_RAW RECORDS_.
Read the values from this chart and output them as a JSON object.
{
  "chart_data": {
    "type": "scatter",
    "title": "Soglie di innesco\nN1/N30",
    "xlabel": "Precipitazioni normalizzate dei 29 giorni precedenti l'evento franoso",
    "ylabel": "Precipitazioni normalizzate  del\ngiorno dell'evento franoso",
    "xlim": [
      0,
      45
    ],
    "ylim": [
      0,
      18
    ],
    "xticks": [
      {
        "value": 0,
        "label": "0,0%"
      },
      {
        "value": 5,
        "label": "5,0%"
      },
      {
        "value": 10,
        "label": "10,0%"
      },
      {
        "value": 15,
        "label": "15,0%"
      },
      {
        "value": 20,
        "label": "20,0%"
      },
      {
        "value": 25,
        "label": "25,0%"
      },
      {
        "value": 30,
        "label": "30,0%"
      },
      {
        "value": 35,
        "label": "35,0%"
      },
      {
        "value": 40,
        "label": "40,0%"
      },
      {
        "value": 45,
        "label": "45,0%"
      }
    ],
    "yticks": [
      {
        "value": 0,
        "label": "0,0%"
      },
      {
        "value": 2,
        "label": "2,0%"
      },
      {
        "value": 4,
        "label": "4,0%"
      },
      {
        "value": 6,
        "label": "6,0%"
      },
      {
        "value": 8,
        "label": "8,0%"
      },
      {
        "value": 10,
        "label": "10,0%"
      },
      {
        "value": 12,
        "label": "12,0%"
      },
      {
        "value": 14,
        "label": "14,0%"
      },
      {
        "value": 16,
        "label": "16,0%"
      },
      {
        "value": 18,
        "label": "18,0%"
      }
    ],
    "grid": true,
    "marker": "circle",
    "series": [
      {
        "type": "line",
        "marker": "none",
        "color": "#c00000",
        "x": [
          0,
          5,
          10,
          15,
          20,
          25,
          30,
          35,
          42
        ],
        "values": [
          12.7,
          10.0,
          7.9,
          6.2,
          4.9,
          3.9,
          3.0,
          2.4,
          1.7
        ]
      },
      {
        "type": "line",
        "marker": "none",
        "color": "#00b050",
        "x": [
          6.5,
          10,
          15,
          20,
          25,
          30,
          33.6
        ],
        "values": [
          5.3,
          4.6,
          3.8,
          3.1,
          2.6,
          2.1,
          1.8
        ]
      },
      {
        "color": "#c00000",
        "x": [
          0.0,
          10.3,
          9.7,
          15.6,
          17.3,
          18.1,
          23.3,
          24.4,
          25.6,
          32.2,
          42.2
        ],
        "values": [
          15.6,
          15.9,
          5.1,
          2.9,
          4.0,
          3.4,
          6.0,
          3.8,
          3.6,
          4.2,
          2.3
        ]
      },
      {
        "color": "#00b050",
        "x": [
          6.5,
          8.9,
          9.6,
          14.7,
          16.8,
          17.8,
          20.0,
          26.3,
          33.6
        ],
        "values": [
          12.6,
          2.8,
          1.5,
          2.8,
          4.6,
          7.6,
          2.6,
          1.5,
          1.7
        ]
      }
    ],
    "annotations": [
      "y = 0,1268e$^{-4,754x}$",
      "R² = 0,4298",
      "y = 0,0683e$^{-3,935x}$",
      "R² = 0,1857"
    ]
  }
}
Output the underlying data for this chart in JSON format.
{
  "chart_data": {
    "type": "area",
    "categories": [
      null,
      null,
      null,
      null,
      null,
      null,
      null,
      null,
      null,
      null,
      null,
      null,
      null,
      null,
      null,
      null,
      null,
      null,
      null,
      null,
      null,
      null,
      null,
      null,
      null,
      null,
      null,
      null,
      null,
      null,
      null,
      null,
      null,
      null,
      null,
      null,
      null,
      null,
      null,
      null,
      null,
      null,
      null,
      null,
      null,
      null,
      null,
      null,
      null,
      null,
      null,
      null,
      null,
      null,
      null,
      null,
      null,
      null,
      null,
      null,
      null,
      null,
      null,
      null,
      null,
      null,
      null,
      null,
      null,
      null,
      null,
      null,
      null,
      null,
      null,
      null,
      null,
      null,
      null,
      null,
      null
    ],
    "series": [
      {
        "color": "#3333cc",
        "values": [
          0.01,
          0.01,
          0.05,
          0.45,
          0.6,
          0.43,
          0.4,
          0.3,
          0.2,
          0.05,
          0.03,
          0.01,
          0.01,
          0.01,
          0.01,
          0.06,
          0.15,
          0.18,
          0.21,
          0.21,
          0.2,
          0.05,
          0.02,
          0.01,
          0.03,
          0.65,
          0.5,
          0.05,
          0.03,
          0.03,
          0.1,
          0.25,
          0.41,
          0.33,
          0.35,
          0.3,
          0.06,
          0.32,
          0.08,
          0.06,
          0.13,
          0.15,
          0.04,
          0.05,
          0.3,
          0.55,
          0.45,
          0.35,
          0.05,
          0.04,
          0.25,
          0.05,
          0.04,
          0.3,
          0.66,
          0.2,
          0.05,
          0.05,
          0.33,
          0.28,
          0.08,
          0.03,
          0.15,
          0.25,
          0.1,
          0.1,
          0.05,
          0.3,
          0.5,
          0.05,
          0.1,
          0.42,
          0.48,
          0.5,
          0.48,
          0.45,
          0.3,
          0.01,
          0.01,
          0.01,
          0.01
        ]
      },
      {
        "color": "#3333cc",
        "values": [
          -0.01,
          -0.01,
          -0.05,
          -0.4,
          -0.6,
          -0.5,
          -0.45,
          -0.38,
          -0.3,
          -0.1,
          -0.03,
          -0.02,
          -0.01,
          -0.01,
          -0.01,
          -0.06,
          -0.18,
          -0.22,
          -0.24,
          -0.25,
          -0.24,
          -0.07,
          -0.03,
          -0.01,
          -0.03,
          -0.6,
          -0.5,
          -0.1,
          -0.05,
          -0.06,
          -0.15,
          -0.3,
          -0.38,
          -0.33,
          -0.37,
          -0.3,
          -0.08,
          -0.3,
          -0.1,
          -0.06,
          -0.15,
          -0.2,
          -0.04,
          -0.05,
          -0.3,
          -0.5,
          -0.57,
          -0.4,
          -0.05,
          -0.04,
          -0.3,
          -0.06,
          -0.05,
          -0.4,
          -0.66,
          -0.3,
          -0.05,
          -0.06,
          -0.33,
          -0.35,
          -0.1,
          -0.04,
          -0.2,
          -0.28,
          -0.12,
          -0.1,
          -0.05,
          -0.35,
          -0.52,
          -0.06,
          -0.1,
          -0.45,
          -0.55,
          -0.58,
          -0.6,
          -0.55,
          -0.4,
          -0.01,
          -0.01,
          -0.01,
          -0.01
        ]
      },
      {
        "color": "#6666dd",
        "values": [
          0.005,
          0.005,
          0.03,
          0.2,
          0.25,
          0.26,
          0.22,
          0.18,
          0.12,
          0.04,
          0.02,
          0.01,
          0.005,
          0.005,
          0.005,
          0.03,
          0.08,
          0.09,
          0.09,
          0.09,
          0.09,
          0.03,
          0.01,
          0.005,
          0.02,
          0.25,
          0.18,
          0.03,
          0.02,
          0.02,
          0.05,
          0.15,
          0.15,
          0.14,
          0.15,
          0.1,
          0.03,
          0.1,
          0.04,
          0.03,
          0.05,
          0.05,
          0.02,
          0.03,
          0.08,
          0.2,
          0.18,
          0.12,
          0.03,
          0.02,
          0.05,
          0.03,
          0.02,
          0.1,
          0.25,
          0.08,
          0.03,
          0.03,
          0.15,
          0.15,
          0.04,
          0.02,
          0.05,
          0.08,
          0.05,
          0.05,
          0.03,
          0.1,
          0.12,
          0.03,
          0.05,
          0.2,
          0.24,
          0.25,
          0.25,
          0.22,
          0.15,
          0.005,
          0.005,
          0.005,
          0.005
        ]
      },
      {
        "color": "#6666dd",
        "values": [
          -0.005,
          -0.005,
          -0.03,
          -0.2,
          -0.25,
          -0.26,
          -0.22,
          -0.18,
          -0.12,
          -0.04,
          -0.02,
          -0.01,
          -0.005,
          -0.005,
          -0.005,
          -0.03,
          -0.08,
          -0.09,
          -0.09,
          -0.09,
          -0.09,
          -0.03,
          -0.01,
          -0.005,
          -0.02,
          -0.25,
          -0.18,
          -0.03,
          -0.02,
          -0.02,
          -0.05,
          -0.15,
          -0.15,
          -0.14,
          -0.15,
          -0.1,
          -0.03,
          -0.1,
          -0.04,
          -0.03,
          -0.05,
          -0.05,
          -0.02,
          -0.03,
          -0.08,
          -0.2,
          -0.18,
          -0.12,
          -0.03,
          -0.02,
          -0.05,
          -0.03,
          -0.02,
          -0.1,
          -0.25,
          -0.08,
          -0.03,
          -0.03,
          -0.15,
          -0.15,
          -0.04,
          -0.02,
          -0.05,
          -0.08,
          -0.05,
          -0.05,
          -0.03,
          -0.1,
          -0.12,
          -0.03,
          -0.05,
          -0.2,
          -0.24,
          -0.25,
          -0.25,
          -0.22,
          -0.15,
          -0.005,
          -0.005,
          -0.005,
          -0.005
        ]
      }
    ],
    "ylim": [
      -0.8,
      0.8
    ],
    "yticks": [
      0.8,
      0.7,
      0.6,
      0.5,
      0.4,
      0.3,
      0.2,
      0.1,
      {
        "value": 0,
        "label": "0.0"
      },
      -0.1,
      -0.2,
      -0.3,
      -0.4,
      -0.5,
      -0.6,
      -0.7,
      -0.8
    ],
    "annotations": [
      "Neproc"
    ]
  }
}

_WHAT YOU HAVE TO DO_. From the data, collect all lines where the string "franoso" appears.

_TASK SOLUTION_.
    "xlabel": "Precipitazioni normalizzate dei 29 giorni precedenti l'evento franoso",
    "ylabel": "Precipitazioni normalizzate  del\ngiorno dell'evento franoso",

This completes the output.